— Begin —
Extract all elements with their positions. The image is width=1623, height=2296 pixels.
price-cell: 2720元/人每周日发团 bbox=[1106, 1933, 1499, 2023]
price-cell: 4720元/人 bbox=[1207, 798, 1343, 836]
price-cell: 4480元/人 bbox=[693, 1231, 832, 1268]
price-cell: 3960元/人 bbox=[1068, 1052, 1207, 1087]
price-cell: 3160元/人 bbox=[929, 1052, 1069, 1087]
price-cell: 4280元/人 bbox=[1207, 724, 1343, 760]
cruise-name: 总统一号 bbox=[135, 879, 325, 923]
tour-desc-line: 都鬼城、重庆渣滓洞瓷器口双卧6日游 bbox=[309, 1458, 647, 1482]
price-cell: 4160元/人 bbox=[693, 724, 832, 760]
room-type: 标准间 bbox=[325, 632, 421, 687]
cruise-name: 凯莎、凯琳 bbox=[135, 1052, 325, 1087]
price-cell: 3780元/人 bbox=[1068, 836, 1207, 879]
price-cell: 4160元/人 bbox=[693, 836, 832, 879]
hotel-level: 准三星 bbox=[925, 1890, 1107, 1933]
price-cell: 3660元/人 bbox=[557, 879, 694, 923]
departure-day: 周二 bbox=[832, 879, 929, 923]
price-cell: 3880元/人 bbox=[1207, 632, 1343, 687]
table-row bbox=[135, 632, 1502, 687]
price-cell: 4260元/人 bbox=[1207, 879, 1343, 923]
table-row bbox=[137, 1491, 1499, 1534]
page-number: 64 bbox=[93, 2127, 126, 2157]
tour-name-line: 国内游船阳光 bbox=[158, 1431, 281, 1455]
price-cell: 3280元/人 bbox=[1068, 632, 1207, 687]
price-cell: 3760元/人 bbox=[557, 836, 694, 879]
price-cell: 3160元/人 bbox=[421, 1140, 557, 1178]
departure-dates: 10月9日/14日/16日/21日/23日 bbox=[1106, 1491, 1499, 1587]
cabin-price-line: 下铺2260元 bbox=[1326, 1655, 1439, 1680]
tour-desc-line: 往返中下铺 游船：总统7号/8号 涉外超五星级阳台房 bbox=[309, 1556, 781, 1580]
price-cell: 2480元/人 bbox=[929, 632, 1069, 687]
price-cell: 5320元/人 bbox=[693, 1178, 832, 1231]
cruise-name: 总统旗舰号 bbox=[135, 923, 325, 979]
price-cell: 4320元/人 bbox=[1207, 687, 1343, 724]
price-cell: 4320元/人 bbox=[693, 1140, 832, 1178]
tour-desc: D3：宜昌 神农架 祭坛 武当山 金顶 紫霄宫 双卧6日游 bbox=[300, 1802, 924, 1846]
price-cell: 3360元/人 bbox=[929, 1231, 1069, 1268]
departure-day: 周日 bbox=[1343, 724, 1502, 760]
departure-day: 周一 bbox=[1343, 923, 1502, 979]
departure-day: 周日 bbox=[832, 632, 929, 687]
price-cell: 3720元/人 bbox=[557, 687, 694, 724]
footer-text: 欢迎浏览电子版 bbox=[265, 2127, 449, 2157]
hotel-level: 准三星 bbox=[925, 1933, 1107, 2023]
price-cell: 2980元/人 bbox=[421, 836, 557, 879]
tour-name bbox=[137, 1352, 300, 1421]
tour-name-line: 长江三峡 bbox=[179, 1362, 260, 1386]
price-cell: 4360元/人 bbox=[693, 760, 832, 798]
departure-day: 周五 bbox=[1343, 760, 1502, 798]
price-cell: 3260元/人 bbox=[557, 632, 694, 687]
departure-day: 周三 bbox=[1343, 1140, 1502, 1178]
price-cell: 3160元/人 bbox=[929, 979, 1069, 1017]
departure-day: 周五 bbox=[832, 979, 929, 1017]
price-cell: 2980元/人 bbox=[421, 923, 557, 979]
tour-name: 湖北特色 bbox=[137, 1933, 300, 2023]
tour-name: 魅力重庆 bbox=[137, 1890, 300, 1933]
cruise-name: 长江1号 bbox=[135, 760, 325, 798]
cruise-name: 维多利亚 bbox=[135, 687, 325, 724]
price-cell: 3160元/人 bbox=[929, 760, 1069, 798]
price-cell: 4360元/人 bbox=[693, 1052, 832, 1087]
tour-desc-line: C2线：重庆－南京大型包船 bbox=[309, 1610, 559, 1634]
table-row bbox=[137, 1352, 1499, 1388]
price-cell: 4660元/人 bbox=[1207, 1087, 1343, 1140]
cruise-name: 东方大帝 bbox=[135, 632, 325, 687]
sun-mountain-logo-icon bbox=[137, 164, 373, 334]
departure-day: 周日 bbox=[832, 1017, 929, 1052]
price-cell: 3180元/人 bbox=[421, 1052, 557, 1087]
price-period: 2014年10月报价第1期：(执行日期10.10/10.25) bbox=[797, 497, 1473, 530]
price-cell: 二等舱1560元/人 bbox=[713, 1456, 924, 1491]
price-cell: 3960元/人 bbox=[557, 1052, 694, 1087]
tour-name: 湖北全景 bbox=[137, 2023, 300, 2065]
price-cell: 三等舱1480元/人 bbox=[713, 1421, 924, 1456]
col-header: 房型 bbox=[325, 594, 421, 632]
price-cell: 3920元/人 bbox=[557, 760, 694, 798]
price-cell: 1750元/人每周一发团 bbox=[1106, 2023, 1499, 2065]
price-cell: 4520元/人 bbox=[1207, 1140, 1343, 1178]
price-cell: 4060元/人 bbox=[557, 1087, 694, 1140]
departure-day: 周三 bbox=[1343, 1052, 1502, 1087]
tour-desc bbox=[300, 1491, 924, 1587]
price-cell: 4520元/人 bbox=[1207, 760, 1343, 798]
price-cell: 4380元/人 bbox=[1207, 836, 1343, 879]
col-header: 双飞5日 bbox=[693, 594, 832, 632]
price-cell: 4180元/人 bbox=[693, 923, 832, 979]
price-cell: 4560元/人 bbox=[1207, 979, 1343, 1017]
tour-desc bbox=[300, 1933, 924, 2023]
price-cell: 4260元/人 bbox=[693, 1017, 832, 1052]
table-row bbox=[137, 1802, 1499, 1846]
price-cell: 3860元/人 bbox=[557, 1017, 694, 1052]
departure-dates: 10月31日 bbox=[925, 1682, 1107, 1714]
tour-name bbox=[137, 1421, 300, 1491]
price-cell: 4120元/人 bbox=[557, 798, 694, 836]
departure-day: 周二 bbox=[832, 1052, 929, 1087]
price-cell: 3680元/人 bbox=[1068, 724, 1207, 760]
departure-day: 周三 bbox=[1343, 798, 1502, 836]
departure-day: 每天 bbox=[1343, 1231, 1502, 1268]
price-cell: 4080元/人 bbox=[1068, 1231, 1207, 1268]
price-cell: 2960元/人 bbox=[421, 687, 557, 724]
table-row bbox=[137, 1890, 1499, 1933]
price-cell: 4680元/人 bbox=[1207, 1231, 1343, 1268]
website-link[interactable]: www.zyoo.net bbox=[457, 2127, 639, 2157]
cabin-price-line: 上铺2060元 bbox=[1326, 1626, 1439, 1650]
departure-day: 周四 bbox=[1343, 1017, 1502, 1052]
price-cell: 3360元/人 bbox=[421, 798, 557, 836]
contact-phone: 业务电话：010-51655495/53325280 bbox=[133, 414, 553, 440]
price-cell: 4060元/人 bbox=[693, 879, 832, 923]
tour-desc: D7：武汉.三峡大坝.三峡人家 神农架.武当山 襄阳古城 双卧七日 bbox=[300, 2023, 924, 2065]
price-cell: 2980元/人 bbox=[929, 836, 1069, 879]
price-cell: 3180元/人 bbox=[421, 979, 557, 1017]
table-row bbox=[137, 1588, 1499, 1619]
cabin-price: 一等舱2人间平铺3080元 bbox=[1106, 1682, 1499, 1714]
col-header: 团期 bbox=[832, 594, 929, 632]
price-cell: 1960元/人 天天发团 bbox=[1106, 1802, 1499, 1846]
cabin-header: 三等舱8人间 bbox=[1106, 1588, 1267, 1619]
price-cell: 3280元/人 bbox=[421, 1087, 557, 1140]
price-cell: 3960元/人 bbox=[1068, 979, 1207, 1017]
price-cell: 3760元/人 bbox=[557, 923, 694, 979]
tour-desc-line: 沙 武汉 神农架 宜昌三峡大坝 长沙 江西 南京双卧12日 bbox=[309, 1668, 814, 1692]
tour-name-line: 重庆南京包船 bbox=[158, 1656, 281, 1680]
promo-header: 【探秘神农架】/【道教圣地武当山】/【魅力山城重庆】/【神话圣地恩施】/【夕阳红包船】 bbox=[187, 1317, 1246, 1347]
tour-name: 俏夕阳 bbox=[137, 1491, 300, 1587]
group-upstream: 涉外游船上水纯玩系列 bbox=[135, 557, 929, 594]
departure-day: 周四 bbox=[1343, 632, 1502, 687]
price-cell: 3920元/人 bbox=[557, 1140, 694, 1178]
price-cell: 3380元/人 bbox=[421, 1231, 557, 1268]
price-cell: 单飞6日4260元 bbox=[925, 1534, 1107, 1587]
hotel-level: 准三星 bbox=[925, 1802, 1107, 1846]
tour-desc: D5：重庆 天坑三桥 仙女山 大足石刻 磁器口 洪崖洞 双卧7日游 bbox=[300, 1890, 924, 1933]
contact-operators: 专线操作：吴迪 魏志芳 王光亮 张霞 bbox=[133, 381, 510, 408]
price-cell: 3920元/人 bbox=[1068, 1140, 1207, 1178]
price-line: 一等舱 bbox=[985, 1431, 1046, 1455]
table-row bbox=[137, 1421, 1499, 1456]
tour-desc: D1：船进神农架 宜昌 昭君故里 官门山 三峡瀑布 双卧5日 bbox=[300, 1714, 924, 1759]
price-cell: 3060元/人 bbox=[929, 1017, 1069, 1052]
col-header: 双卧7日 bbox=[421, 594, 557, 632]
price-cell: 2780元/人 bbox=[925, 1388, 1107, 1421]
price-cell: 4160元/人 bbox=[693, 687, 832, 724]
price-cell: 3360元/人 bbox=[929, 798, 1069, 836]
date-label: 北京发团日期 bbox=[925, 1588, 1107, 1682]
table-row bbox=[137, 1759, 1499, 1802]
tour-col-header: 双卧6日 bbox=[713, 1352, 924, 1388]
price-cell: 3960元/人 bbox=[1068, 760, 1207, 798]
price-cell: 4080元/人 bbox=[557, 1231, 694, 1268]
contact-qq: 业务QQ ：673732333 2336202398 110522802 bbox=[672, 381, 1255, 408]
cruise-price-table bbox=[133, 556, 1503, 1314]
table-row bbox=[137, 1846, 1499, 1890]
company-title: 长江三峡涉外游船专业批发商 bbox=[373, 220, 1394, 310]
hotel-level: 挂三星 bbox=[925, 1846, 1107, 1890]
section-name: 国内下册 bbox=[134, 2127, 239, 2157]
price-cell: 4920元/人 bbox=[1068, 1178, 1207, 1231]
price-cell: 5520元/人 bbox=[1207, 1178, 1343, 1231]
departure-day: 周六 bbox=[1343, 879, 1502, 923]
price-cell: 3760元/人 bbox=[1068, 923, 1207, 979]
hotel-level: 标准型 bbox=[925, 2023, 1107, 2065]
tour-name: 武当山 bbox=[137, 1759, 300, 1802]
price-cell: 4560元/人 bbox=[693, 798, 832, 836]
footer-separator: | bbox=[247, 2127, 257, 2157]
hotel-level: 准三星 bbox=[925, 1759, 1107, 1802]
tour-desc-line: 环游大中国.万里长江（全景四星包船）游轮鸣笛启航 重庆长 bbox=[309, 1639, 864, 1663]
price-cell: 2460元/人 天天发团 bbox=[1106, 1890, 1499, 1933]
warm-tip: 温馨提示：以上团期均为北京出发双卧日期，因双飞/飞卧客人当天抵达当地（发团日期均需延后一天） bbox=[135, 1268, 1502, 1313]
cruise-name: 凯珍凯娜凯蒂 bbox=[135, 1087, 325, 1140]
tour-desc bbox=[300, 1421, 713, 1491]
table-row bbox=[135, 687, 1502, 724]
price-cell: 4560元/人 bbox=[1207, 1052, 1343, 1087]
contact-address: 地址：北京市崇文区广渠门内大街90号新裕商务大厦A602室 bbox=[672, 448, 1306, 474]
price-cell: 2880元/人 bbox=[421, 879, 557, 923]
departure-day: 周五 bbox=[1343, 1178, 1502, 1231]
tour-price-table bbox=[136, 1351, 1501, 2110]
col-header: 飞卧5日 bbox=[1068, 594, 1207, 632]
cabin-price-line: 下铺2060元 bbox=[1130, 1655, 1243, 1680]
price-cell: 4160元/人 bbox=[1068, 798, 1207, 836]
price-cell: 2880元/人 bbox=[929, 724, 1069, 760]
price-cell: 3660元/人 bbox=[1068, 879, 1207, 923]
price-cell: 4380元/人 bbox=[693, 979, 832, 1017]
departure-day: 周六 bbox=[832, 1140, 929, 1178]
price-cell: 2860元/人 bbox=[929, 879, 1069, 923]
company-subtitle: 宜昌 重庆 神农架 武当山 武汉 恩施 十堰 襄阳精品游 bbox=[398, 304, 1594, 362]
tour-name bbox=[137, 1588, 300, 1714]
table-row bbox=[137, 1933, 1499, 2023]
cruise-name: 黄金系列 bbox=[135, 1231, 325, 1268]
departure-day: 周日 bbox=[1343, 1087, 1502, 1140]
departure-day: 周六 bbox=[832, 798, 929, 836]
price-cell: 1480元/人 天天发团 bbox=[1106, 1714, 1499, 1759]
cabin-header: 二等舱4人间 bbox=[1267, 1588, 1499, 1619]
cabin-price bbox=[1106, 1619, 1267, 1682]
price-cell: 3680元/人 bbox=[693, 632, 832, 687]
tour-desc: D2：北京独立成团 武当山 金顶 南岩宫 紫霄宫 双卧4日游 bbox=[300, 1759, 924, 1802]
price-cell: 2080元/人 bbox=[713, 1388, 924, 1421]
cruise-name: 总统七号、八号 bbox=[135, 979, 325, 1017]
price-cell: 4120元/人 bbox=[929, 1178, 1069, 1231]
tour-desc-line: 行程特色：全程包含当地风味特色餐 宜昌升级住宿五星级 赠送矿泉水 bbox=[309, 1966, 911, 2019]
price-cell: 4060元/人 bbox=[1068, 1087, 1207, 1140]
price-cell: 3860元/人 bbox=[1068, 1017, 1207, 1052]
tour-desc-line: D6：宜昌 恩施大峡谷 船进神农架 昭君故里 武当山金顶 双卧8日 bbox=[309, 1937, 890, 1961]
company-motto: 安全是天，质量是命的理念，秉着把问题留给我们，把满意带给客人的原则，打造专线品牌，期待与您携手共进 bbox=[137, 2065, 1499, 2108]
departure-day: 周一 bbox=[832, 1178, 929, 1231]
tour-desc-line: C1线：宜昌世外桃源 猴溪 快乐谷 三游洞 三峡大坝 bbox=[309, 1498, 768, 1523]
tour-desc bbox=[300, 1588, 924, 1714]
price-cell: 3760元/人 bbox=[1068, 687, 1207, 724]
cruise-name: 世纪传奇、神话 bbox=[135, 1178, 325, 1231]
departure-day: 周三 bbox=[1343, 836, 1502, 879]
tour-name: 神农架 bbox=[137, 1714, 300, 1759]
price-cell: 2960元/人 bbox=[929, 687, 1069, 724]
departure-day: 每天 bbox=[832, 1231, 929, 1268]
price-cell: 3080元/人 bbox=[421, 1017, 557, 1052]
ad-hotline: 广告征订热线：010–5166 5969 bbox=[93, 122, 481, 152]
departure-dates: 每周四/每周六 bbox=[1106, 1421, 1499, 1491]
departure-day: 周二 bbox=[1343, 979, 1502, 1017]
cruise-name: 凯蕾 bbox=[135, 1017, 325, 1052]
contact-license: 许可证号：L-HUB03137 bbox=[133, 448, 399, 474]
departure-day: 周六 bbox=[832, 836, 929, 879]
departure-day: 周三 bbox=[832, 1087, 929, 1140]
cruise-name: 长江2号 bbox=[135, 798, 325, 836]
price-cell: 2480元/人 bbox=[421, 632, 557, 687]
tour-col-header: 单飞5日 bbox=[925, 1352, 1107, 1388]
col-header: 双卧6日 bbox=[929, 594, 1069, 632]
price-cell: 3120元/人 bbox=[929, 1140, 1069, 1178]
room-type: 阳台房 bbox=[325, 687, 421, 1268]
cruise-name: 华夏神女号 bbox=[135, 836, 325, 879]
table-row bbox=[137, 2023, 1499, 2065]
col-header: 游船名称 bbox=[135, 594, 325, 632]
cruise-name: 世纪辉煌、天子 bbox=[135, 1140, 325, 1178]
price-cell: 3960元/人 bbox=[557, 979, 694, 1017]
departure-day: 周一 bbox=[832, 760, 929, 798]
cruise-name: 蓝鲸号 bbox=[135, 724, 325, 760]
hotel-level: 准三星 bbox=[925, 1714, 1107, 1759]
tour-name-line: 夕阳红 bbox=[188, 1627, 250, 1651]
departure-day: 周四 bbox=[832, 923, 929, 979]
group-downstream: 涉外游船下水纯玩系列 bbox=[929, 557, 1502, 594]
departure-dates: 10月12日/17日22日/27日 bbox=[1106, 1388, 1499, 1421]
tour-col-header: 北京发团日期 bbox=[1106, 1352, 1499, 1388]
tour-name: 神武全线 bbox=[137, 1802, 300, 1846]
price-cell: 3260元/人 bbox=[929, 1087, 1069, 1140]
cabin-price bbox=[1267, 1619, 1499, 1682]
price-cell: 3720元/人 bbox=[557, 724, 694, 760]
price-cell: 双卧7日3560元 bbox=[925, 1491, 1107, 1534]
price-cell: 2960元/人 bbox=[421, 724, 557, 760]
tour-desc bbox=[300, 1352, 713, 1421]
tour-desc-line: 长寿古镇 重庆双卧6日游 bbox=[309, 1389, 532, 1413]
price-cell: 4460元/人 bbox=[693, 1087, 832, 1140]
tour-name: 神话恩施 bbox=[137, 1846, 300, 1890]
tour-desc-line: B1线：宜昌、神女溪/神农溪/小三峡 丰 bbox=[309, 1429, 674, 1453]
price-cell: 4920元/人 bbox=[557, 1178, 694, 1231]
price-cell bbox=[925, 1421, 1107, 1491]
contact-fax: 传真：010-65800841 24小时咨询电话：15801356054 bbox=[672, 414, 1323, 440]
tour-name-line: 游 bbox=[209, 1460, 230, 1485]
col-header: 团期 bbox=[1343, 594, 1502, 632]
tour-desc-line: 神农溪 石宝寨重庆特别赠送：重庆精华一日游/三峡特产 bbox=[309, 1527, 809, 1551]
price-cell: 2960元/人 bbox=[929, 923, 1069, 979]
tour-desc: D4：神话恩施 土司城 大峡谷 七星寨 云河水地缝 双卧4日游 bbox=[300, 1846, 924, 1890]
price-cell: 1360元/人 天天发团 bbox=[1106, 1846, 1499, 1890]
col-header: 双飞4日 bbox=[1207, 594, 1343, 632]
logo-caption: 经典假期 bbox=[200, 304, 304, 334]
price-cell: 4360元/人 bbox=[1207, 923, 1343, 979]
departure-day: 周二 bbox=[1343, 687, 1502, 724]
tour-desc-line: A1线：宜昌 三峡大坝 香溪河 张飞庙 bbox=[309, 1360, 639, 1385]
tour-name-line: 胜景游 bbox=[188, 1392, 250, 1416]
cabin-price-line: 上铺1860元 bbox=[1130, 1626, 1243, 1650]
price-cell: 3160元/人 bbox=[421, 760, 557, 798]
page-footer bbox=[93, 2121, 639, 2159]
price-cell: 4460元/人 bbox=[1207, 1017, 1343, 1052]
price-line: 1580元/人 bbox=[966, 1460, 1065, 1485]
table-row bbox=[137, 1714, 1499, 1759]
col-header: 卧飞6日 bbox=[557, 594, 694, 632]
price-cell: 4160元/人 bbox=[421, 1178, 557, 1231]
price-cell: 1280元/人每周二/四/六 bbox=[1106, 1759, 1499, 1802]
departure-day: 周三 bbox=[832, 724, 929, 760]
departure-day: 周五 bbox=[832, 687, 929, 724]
— End —
> Task prompt
Write out the entries verbatim, from the start of the entries through the line holding "price-cell: 3720元/人 bbox=[557, 687, 694, 724]", inclusive.

> Response
Extract all elements with their positions. The image is width=1623, height=2296 pixels.
price-cell: 2720元/人每周日发团 bbox=[1106, 1933, 1499, 2023]
price-cell: 4720元/人 bbox=[1207, 798, 1343, 836]
price-cell: 4480元/人 bbox=[693, 1231, 832, 1268]
price-cell: 3960元/人 bbox=[1068, 1052, 1207, 1087]
price-cell: 3160元/人 bbox=[929, 1052, 1069, 1087]
price-cell: 4280元/人 bbox=[1207, 724, 1343, 760]
cruise-name: 总统一号 bbox=[135, 879, 325, 923]
tour-desc-line: 都鬼城、重庆渣滓洞瓷器口双卧6日游 bbox=[309, 1458, 647, 1482]
price-cell: 4160元/人 bbox=[693, 724, 832, 760]
room-type: 标准间 bbox=[325, 632, 421, 687]
cruise-name: 凯莎、凯琳 bbox=[135, 1052, 325, 1087]
price-cell: 3780元/人 bbox=[1068, 836, 1207, 879]
price-cell: 4160元/人 bbox=[693, 836, 832, 879]
hotel-level: 准三星 bbox=[925, 1890, 1107, 1933]
price-cell: 3660元/人 bbox=[557, 879, 694, 923]
departure-day: 周二 bbox=[832, 879, 929, 923]
price-cell: 3880元/人 bbox=[1207, 632, 1343, 687]
table-row bbox=[135, 632, 1502, 687]
price-cell: 4260元/人 bbox=[1207, 879, 1343, 923]
table-row bbox=[137, 1491, 1499, 1534]
page-number: 64 bbox=[93, 2127, 126, 2157]
tour-name-line: 国内游船阳光 bbox=[158, 1431, 281, 1455]
price-cell: 3280元/人 bbox=[1068, 632, 1207, 687]
price-cell: 3760元/人 bbox=[557, 836, 694, 879]
price-cell: 3160元/人 bbox=[421, 1140, 557, 1178]
departure-dates: 10月9日/14日/16日/21日/23日 bbox=[1106, 1491, 1499, 1587]
cabin-price-line: 下铺2260元 bbox=[1326, 1655, 1439, 1680]
tour-desc-line: 往返中下铺 游船：总统7号/8号 涉外超五星级阳台房 bbox=[309, 1556, 781, 1580]
price-cell: 2480元/人 bbox=[929, 632, 1069, 687]
price-cell: 5320元/人 bbox=[693, 1178, 832, 1231]
cruise-name: 总统旗舰号 bbox=[135, 923, 325, 979]
price-cell: 4320元/人 bbox=[1207, 687, 1343, 724]
price-cell: 4320元/人 bbox=[693, 1140, 832, 1178]
tour-desc: D3：宜昌 神农架 祭坛 武当山 金顶 紫霄宫 双卧6日游 bbox=[300, 1802, 924, 1846]
price-cell: 3360元/人 bbox=[929, 1231, 1069, 1268]
departure-day: 周日 bbox=[1343, 724, 1502, 760]
departure-day: 周一 bbox=[1343, 923, 1502, 979]
departure-day: 周日 bbox=[832, 632, 929, 687]
price-cell: 3720元/人 bbox=[557, 687, 694, 724]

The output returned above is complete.